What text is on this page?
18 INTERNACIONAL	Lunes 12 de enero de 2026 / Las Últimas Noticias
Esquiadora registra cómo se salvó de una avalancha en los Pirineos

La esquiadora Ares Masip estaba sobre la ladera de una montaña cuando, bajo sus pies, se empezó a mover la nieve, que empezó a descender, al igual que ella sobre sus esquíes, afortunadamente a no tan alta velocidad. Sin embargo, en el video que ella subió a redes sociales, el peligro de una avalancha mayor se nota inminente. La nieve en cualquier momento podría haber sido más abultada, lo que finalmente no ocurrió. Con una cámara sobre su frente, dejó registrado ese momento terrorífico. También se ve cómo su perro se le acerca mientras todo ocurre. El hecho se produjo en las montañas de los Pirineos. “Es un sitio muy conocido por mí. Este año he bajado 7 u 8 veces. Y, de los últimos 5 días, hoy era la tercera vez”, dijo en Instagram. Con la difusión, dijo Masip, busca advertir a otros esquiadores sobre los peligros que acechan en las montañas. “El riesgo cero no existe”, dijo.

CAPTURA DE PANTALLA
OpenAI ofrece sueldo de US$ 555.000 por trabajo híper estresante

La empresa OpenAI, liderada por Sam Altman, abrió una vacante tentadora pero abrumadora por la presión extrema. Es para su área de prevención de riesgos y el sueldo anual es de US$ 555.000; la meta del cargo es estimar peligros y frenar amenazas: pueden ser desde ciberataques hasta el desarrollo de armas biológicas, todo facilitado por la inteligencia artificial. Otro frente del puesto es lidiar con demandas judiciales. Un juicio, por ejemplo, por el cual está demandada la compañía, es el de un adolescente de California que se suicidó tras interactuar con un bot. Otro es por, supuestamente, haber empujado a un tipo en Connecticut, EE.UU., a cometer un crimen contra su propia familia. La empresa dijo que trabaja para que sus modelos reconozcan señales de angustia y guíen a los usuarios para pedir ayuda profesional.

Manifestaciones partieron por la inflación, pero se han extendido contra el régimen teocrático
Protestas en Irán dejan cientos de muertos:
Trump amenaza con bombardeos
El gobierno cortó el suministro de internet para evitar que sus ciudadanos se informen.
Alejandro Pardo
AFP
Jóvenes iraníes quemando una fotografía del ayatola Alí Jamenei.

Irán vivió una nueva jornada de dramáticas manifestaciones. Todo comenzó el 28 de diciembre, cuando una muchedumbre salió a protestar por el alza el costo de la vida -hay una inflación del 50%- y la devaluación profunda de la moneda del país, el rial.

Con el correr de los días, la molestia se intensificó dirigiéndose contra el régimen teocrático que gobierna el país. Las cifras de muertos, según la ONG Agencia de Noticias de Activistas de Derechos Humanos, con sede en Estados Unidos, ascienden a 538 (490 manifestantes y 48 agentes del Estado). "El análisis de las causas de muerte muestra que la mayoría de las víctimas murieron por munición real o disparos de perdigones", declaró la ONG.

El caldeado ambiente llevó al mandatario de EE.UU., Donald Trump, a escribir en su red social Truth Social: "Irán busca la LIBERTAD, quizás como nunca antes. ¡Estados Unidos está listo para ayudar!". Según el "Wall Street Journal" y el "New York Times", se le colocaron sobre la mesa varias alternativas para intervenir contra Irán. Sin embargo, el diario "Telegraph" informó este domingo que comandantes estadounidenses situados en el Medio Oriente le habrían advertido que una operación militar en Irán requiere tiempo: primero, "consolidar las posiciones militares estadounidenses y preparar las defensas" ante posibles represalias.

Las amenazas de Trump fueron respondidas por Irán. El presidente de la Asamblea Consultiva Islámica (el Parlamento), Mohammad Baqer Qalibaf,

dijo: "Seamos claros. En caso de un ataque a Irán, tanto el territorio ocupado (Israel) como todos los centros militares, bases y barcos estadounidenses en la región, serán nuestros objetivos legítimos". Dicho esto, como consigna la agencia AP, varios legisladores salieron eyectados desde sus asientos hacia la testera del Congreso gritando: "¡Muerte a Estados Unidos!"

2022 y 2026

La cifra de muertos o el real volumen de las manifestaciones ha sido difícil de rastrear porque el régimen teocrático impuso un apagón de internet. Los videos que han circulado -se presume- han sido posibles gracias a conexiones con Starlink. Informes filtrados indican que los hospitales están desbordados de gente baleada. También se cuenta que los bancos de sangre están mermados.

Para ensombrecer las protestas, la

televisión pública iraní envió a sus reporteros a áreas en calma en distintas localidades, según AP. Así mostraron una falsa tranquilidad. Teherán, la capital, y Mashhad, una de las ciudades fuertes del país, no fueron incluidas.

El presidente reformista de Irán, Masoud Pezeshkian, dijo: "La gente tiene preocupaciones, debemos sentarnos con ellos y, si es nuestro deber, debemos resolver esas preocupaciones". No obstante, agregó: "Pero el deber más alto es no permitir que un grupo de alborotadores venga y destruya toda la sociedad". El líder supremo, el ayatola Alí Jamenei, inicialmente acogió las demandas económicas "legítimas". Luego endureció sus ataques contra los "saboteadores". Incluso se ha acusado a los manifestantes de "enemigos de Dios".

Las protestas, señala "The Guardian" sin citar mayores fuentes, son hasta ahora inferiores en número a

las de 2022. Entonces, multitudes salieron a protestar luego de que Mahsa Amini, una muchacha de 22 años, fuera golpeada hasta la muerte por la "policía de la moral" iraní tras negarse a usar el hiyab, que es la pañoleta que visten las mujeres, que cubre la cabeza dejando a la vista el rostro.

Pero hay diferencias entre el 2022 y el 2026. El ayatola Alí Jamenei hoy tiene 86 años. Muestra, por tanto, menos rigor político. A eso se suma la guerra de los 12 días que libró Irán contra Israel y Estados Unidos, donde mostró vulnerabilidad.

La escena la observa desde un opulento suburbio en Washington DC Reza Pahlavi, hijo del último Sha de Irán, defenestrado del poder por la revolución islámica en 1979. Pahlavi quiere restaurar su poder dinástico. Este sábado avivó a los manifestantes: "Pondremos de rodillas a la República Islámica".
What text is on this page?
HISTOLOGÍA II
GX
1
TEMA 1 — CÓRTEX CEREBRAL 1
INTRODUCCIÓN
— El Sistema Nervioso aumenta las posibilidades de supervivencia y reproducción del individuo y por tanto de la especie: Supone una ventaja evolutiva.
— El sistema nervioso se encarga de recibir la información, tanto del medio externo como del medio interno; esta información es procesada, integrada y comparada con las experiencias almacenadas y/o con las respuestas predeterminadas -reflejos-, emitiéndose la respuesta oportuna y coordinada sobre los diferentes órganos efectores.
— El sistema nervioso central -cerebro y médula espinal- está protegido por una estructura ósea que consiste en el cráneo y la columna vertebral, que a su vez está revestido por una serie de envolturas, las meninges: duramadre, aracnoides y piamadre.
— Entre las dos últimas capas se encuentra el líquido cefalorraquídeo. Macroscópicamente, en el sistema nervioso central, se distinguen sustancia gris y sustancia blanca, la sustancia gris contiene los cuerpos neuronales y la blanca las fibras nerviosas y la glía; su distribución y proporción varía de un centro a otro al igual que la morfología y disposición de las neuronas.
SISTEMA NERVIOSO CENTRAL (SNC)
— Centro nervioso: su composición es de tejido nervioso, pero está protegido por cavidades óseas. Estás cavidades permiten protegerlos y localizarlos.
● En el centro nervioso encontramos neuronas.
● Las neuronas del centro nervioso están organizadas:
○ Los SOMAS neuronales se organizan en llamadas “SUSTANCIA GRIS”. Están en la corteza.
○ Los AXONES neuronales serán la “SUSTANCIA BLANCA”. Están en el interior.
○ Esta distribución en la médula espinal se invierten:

________

Go through the listing and print each line exactly as it appears.

■ **Output for this exercise**
What text is on this page?
18 INTERNACIONAL	Lunes 12 de enero de 2026 / Las Últimas Noticias
Esquiadora registra cómo se salvó de una avalancha en los Pirineos

La esquiadora Ares Masip estaba sobre la ladera de una montaña cuando, bajo sus pies, se empezó a mover la nieve, que empezó a descender, al igual que ella sobre sus esquíes, afortunadamente a no tan alta velocidad. Sin embargo, en el video que ella subió a redes sociales, el peligro de una avalancha mayor se nota inminente. La nieve en cualquier momento podría haber sido más abultada, lo que finalmente no ocurrió. Con una cámara sobre su frente, dejó registrado ese momento terrorífico. También se ve cómo su perro se le acerca mientras todo ocurre. El hecho se produjo en las montañas de los Pirineos. “Es un sitio muy conocido por mí. Este año he bajado 7 u 8 veces. Y, de los últimos 5 días, hoy era la tercera vez”, dijo en Instagram. Con la difusión, dijo Masip, busca advertir a otros esquiadores sobre los peligros que acechan en las montañas. “El riesgo cero no existe”, dijo.

CAPTURA DE PANTALLA
OpenAI ofrece sueldo de US$ 555.000 por trabajo híper estresante

La empresa OpenAI, liderada por Sam Altman, abrió una vacante tentadora pero abrumadora por la presión extrema. Es para su área de prevención de riesgos y el sueldo anual es de US$ 555.000; la meta del cargo es estimar peligros y frenar amenazas: pueden ser desde ciberataques hasta el desarrollo de armas biológicas, todo facilitado por la inteligencia artificial. Otro frente del puesto es lidiar con demandas judiciales. Un juicio, por ejemplo, por el cual está demandada la compañía, es el de un adolescente de California que se suicidó tras interactuar con un bot. Otro es por, supuestamente, haber empujado a un tipo en Connecticut, EE.UU., a cometer un crimen contra su propia familia. La empresa dijo que trabaja para que sus modelos reconozcan señales de angustia y guíen a los usuarios para pedir ayuda profesional.

Manifestaciones partieron por la inflación, pero se han extendido contra el régimen teocrático
Protestas en Irán dejan cientos de muertos:
Trump amenaza con bombardeos
El gobierno cortó el suministro de internet para evitar que sus ciudadanos se informen.
Alejandro Pardo
AFP
Jóvenes iraníes quemando una fotografía del ayatola Alí Jamenei.

Irán vivió una nueva jornada de dramáticas manifestaciones. Todo comenzó el 28 de diciembre, cuando una muchedumbre salió a protestar por el alza el costo de la vida -hay una inflación del 50%- y la devaluación profunda de la moneda del país, el rial.

Con el correr de los días, la molestia se intensificó dirigiéndose contra el régimen teocrático que gobierna el país. Las cifras de muertos, según la ONG Agencia de Noticias de Activistas de Derechos Humanos, con sede en Estados Unidos, ascienden a 538 (490 manifestantes y 48 agentes del Estado). "El análisis de las causas de muerte muestra que la mayoría de las víctimas murieron por munición real o disparos de perdigones", declaró la ONG.

El caldeado ambiente llevó al mandatario de EE.UU., Donald Trump, a escribir en su red social Truth Social: "Irán busca la LIBERTAD, quizás como nunca antes. ¡Estados Unidos está listo para ayudar!". Según el "Wall Street Journal" y el "New York Times", se le colocaron sobre la mesa varias alternativas para intervenir contra Irán. Sin embargo, el diario "Telegraph" informó este domingo que comandantes estadounidenses situados en el Medio Oriente le habrían advertido que una operación militar en Irán requiere tiempo: primero, "consolidar las posiciones militares estadounidenses y preparar las defensas" ante posibles represalias.

Las amenazas de Trump fueron respondidas por Irán. El presidente de la Asamblea Consultiva Islámica (el Parlamento), Mohammad Baqer Qalibaf,

dijo: "Seamos claros. En caso de un ataque a Irán, tanto el territorio ocupado (Israel) como todos los centros militares, bases y barcos estadounidenses en la región, serán nuestros objetivos legítimos". Dicho esto, como consigna la agencia AP, varios legisladores salieron eyectados desde sus asientos hacia la testera del Congreso gritando: "¡Muerte a Estados Unidos!"

2022 y 2026

La cifra de muertos o el real volumen de las manifestaciones ha sido difícil de rastrear porque el régimen teocrático impuso un apagón de internet. Los videos que han circulado -se presume- han sido posibles gracias a conexiones con Starlink. Informes filtrados indican que los hospitales están desbordados de gente baleada. También se cuenta que los bancos de sangre están mermados.

Para ensombrecer las protestas, la

televisión pública iraní envió a sus reporteros a áreas en calma en distintas localidades, según AP. Así mostraron una falsa tranquilidad. Teherán, la capital, y Mashhad, una de las ciudades fuertes del país, no fueron incluidas.

El presidente reformista de Irán, Masoud Pezeshkian, dijo: "La gente tiene preocupaciones, debemos sentarnos con ellos y, si es nuestro deber, debemos resolver esas preocupaciones". No obstante, agregó: "Pero el deber más alto es no permitir que un grupo de alborotadores venga y destruya toda la sociedad". El líder supremo, el ayatola Alí Jamenei, inicialmente acogió las demandas económicas "legítimas". Luego endureció sus ataques contra los "saboteadores". Incluso se ha acusado a los manifestantes de "enemigos de Dios".

Las protestas, señala "The Guardian" sin citar mayores fuentes, son hasta ahora inferiores en número a

las de 2022. Entonces, multitudes salieron a protestar luego de que Mahsa Amini, una muchacha de 22 años, fuera golpeada hasta la muerte por la "policía de la moral" iraní tras negarse a usar el hiyab, que es la pañoleta que visten las mujeres, que cubre la cabeza dejando a la vista el rostro.

Pero hay diferencias entre el 2022 y el 2026. El ayatola Alí Jamenei hoy tiene 86 años. Muestra, por tanto, menos rigor político. A eso se suma la guerra de los 12 días que libró Irán contra Israel y Estados Unidos, donde mostró vulnerabilidad.

La escena la observa desde un opulento suburbio en Washington DC Reza Pahlavi, hijo del último Sha de Irán, defenestrado del poder por la revolución islámica en 1979. Pahlavi quiere restaurar su poder dinástico. Este sábado avivó a los manifestantes: "Pondremos de rodillas a la República Islámica".
What text is on this page?
HISTOLOGÍA II
GX
1
TEMA 1 — CÓRTEX CEREBRAL 1
INTRODUCCIÓN
— El Sistema Nervioso aumenta las posibilidades de supervivencia y reproducción del individuo y por tanto de la especie: Supone una ventaja evolutiva.
— El sistema nervioso se encarga de recibir la información, tanto del medio externo como del medio interno; esta información es procesada, integrada y comparada con las experiencias almacenadas y/o con las respuestas predeterminadas -reflejos-, emitiéndose la respuesta oportuna y coordinada sobre los diferentes órganos efectores.
— El sistema nervioso central -cerebro y médula espinal- está protegido por una estructura ósea que consiste en el cráneo y la columna vertebral, que a su vez está revestido por una serie de envolturas, las meninges: duramadre, aracnoides y piamadre.
— Entre las dos últimas capas se encuentra el líquido cefalorraquídeo. Macroscópicamente, en el sistema nervioso central, se distinguen sustancia gris y sustancia blanca, la sustancia gris contiene los cuerpos neuronales y la blanca las fibras nerviosas y la glía; su distribución y proporción varía de un centro a otro al igual que la morfología y disposición de las neuronas.
SISTEMA NERVIOSO CENTRAL (SNC)
— Centro nervioso: su composición es de tejido nervioso, pero está protegido por cavidades óseas. Estás cavidades permiten protegerlos y localizarlos.
● En el centro nervioso encontramos neuronas.
● Las neuronas del centro nervioso están organizadas:
○ Los SOMAS neuronales se organizan en llamadas “SUSTANCIA GRIS”. Están en la corteza.
○ Los AXONES neuronales serán la “SUSTANCIA BLANCA”. Están en el interior.
○ Esta distribución en la médula espinal se invierten:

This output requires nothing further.